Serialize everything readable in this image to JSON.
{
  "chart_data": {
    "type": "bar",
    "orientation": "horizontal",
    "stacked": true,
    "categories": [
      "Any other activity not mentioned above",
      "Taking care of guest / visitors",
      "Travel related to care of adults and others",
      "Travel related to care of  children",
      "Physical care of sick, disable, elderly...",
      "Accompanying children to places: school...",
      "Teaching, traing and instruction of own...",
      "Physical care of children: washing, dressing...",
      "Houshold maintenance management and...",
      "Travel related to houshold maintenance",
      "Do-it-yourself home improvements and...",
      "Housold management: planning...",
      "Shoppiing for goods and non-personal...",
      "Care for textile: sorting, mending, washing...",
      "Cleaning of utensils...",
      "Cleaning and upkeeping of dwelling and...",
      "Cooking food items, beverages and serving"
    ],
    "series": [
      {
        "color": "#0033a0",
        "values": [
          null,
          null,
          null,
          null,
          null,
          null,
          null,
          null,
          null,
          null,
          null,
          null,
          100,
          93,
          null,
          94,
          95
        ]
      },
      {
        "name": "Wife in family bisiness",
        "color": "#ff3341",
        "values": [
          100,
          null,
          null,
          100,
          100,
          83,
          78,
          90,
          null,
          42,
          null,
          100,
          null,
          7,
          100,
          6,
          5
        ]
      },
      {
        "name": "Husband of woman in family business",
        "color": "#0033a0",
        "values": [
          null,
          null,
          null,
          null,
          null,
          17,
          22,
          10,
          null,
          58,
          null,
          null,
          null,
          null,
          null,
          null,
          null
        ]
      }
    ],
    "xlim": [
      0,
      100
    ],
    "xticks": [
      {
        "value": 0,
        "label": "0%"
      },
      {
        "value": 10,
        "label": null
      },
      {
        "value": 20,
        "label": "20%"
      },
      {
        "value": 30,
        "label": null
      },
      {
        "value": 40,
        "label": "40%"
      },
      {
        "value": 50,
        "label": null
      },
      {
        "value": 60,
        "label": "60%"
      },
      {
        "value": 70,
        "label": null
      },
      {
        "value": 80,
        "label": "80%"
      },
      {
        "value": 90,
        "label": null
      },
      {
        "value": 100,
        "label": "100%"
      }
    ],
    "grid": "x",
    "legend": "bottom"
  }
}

+++

§ **Requirement**:
Each line of the material that holds the string "children" counts once; give the total alone.

§ **Solved exercise**:
3